Excerpt provided: Begin

One technique that can help avoid this is using closed-loop communication.

Closed-loop communication

Once the team leader has either requested information or asked for a procedure to be performed by a named person, they should then acknowledge the request explicitly and then state when it is done. This allows for clarification of requests if needed and avoids errors of omission. Closed-loop communication allows the sender to know that their requests have been heard and understood.

Example:             James, I want you to insert a large-bore IV, please.
                             'You want me to insert a 16-gauge IV?
                             'Correct.

Closed loop communication has been shown to reduce error rates by removing ambiguity from instructions, allowing questions if the instruction was not heard clearly, and it allows others in close proximity to be aware of the proposed course of action. 7

It is also  especially important when ordering drug doses, especially if they are unfamiliar. If one asks for '50 of propofol’', do you mean 50 mg or 50 mL? It would be better to state, ‘Id like you to give 50 mg, that is 5 mL of propofol.

The use of names avoids the problem of such requests being made to an empty space. When a team leader asks out loud for an IV to be inserted, unless s/he specifies who s/he wants to perform the procedure then there is a risk it will not be done at all.

It is important that the team leader also uses eye contact when making requests, allowing for non-verbal as well as verbal clarification. The leader doesn’t bark orders but should be concise and clear in their language in order to get the task done.

Handover

ISBAR is an acronym for facilitating health professional communication ensuring clarity and completeness of information in verbal communication. By using a structured approach one can avoid missing vital information. By consistently using the ISBAR format for handover the team can anticipate what is coming next and be aware when important information is being presented:
 
Identify: Who are you and what is your role? Patient identifiers (at least three).

Excerpt provided: End
Data supplied: Begin

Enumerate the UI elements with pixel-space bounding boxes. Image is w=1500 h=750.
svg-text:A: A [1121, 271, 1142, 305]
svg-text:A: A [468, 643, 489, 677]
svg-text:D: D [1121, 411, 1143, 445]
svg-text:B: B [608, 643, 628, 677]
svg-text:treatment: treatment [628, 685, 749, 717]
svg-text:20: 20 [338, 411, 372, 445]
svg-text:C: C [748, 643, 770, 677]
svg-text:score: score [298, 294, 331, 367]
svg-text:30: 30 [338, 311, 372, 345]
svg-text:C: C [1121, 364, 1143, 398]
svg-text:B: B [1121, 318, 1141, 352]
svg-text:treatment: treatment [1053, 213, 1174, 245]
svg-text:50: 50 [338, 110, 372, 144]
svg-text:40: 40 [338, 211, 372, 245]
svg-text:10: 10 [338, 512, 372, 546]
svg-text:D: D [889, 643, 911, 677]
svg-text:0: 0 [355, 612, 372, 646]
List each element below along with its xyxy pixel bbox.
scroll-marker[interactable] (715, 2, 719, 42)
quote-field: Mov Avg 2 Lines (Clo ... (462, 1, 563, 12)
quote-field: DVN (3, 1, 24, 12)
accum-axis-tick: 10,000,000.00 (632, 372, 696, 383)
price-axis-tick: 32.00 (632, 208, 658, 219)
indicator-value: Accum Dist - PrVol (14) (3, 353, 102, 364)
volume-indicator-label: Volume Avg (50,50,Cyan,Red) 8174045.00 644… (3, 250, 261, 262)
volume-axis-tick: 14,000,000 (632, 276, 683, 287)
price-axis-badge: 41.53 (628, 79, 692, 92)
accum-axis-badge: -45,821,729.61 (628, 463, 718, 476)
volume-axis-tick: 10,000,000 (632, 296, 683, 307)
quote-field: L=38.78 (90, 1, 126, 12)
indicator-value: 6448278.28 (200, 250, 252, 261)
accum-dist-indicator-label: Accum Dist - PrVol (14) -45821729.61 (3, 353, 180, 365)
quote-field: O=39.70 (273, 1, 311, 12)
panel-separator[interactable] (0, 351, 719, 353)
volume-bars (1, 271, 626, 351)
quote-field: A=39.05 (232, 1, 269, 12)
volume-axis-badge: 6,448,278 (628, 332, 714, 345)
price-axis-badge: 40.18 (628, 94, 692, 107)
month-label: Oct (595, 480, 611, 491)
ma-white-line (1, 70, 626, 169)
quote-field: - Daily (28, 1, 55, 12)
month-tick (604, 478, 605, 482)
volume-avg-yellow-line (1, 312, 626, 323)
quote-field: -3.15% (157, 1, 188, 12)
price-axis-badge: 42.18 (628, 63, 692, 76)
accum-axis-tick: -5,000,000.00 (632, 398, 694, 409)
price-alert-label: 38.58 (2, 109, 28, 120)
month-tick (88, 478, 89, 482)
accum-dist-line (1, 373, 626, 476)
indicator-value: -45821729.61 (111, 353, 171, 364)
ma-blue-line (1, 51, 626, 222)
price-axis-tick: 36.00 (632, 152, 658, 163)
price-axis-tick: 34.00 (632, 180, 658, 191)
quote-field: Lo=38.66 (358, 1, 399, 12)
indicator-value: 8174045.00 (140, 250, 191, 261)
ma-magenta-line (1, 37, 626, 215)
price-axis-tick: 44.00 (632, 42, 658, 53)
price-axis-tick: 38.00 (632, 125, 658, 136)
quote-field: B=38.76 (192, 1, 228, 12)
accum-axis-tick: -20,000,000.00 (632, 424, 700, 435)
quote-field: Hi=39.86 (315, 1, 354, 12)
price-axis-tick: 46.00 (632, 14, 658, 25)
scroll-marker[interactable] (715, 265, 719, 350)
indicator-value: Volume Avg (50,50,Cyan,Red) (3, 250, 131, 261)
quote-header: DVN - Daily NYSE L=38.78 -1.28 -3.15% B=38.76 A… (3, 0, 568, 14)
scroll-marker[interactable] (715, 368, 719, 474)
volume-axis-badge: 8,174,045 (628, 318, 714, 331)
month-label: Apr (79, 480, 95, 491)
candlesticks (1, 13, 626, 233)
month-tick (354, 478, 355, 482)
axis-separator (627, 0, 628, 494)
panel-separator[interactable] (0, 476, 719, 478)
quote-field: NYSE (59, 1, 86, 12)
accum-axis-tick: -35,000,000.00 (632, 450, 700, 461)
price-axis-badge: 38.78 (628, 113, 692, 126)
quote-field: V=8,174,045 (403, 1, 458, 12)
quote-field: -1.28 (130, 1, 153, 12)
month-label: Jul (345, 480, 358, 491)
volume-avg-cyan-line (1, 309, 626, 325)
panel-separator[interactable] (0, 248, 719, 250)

Data supplied: End

### Your objective:
Per the excerpt on closed-loop communication, how many patient identifiers belong in the Identify step of ISBAR?

### Exercise result:
At least three.